== Document segment
The Borrower has also asked the Bank to provide it with a $1,500,000.00 and a
$1,000,000.00 term loan, both to be used for the purpose of purchasing 120
franchise agreements of We Care Hair Development, Inc.
The Revolving Note, Term Note A and Term Note B (all as defined below) will
collectively be referred to as the "Notes". The Notes, this Agreement, and all
"Security Documents" described in Exhibit B may collectively be referred to as
the "Documents."
In consideration of the above premises, the Borrower and the Bank agree as
follows:
1. LINE OF CREDIT
1.1 LINE OF CREDIT AMOUNT. During the Line Availability Period defined
below, the Bank agrees to provide a conditional revolving line of
credit (the "Line") to the Borrower. Outstanding amounts under the Line
will not, at any one time, exceed One Million Five Hundred Thousand and
00/100 Dollars ($1,500,000.00). THIS IS A CONDITIONAL REVOLVING LINE OF
CREDIT AND EACH ADVANCE UNDER THE LINE, IF MADE, WILL BE AT THE SOLE
DISCRETION OF THE BANK.
1.2 LINE AVAILABILITY PERIOD. The "Line Availability Period" will mean the
period of time from the Effective Date or the date on which all
conditions precedent described in this Agreement have been met,
whichever is later, to June 30, 1998 (the "Line Expiration Date").
1.3 ADVANCES. The Borrower's obligation to repay advances made under the
Line will be evidenced by a single promissory note (the "Revolving
Note") dated as of the Effective Date and in form and content
acceptable to the Bank. The Revolving Note shall replace, but shall not
be deemed to satisfy, the 1996 Revolving Note. Reference is made to the
Revolving Note for interest rate and repayment terms.
====
== Extracted information
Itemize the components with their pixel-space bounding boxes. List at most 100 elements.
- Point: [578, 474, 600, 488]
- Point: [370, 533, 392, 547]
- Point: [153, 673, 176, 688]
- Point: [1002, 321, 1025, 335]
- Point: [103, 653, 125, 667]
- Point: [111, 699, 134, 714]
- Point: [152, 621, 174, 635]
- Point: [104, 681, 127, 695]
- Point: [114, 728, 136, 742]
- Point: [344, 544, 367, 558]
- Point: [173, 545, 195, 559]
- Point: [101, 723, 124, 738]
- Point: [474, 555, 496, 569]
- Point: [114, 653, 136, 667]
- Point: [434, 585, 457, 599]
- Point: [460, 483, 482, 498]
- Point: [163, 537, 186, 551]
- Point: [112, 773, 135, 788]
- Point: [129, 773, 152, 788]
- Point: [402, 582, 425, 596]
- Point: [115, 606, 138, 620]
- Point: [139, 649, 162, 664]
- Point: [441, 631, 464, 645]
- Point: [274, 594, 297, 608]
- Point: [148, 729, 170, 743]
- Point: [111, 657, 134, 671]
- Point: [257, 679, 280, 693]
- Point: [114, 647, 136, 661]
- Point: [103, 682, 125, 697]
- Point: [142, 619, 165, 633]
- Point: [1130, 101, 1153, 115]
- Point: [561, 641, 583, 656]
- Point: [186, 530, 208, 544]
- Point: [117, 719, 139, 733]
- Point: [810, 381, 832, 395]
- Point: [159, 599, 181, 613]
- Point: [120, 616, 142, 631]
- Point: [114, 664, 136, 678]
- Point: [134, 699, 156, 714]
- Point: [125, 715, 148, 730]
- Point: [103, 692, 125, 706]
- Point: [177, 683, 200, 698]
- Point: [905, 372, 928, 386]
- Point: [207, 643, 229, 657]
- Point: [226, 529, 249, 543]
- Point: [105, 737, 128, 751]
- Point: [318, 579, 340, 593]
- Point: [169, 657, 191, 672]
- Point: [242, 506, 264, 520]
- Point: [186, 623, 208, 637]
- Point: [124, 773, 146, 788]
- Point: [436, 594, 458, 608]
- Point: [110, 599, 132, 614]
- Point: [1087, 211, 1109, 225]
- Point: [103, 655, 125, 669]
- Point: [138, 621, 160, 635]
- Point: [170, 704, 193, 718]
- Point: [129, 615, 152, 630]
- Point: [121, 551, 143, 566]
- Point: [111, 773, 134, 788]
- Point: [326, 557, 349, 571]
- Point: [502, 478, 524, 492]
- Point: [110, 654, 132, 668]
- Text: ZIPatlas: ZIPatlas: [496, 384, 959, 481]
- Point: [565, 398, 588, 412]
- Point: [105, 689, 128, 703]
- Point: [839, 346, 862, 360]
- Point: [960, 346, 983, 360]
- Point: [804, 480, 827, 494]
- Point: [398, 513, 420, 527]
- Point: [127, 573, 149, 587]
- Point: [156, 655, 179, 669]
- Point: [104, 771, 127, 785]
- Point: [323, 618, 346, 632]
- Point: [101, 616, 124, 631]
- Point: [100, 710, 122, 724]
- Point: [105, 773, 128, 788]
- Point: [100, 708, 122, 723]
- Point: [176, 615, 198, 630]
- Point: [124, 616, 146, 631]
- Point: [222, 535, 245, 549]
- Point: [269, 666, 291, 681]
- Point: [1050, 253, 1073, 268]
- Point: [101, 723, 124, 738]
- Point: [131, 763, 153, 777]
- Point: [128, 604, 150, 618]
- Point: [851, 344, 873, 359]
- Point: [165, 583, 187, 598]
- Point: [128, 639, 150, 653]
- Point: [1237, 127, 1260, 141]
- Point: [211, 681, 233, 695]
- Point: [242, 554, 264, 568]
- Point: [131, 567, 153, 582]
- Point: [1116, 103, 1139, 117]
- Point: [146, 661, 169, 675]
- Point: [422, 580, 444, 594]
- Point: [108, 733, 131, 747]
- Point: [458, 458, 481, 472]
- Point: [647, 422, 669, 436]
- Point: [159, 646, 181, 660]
====
== Extracted information
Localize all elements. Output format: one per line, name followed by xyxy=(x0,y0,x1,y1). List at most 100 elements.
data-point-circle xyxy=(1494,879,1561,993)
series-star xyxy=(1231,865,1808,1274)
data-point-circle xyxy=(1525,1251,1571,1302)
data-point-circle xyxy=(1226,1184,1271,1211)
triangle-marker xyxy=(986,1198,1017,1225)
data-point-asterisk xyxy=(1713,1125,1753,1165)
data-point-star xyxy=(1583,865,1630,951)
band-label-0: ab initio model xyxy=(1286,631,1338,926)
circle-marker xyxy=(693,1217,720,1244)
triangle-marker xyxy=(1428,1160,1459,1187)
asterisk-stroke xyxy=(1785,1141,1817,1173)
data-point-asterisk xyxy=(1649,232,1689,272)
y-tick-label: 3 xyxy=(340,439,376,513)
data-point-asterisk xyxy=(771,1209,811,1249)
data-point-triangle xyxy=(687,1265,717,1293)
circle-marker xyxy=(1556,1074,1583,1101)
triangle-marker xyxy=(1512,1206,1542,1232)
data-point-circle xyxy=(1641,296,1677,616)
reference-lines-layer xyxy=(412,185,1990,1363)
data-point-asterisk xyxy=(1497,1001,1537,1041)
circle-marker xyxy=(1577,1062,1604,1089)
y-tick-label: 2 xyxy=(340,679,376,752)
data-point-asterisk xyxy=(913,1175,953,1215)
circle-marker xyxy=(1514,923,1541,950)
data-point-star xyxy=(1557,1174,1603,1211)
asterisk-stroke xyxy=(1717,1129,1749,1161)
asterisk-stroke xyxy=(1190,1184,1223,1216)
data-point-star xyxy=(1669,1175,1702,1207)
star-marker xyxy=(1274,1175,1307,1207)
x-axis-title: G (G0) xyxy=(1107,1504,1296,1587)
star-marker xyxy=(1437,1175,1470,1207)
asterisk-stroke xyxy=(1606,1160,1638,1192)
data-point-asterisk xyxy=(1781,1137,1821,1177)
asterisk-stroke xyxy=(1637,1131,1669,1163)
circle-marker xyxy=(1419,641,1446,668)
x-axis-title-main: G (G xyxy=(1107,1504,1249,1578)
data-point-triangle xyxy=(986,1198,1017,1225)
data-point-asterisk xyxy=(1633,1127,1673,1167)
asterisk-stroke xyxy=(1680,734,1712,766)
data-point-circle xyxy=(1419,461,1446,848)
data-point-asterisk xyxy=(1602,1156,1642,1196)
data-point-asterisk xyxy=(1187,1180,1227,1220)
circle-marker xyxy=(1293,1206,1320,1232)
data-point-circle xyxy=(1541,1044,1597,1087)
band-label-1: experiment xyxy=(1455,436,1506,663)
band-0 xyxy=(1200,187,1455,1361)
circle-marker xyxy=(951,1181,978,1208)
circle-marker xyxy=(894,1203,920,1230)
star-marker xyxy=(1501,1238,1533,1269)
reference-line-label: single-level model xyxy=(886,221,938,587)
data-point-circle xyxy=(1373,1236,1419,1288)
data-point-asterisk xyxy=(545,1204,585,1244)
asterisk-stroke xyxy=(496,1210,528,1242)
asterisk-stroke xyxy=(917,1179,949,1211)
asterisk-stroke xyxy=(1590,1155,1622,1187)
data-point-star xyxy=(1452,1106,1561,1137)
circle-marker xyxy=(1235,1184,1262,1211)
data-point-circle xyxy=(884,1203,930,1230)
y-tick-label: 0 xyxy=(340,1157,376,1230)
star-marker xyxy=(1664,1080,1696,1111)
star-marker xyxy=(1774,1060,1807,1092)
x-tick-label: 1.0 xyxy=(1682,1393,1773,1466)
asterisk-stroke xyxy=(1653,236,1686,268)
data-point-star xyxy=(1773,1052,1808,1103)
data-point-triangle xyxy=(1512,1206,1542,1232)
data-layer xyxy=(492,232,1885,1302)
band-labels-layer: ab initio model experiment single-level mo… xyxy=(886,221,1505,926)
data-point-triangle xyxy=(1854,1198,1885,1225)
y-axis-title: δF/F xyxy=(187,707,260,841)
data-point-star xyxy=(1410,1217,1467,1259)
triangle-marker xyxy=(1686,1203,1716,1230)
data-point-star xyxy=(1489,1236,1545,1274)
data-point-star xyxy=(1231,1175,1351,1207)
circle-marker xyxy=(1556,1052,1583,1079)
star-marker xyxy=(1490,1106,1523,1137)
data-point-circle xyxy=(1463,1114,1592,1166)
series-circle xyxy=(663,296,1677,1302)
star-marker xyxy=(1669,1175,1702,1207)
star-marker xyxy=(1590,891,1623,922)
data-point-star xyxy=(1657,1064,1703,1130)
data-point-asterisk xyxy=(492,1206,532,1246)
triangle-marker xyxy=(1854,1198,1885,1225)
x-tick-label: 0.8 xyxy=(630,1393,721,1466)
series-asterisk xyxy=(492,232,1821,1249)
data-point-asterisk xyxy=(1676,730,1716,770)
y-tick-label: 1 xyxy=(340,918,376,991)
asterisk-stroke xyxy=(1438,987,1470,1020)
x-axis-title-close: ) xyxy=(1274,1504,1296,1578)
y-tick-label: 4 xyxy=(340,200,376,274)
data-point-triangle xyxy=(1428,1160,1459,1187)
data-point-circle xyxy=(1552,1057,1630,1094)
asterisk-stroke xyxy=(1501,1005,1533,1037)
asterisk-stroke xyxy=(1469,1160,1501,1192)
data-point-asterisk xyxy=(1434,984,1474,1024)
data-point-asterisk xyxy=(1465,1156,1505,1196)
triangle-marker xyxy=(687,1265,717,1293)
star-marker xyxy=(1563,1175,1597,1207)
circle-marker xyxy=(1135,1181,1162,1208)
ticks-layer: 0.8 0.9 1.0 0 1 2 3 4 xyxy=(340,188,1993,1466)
====
» Objective 1
Answer these questions from the loan agreement excerpt.
(a) How many franchise agreements are the two term loans meant to purchase?
(b) What date is called the "Line Expiration Date"?
(c) Which earlier note will the Revolving Note replace?
» Objective 2
Continue the loan agreement text from where it stops.

» Reply 1
(a) 120 franchise agreements of We Care Hair Development, Inc.
(b) June 30, 1998.
(c) The 1996 Revolving Note.

» Reply 2
2. TERM LOAN A
2.1 TERM LOAN A AMOUNT. The Bank agrees to provide a term loan to the
Borrower in the amount of One Million Five Hundred Thousand and 00/100
Dollars ($1,500,000.00) ("Term Loan A"). The Borrower's obligation to
repay outstandings under Term Loan A will be evidenced by a promissory
note ("Term Note A") dated as of the Effective Date, and in form and
content acceptable to the Bank. Reference is made to Term Note A for
terms relating to interest rate, repayment and other conditions
governing Term Loan A.
2.2 TERM LOAN A AVAILABILITY PERIOD. Term Loan A is available in one
disbursement on the Effective Date.
3. TERM LOAN B
3.1 TERM LOAN B AMOUNT. The Bank agrees to provide a term loan to the
Borrower in the amount of One Million and 00/100 Dollars
($1,000,000.00) ("Term Loan B"). The Borrower's obligation to repay
outstandings under Term Loan B will be evidenced by a promissory note
("Term Note B") dated as of the Effective Date, and in form and content
acceptable to the Bank. Reference is made to Term Note B for terms
relating to interest rate, repayment and other conditions governing
Term Loan B.
3.2 TERM LOAN B AVAILABILITY PERIOD. Term Loan B is available in one
disbursement on the Effective Date.
4. EXPENSES
4.1 DOCUMENTATION EXPENSE. The Borrower agrees to reimburse the Bank for
its reasonable expenses relating to the preparation of the Documents
and any possible future amendments to the Documents, which
reimbursement may include, but shall not be limited to, reimbursement
of reasonable attorneys' fees, including the allocated costs of the
Bank's in-house counsel. Despite such reimbursement the Borrower
acknowledges that the Bank's counsel is engaged solely to represent the
Bank and does not represent the Borrower.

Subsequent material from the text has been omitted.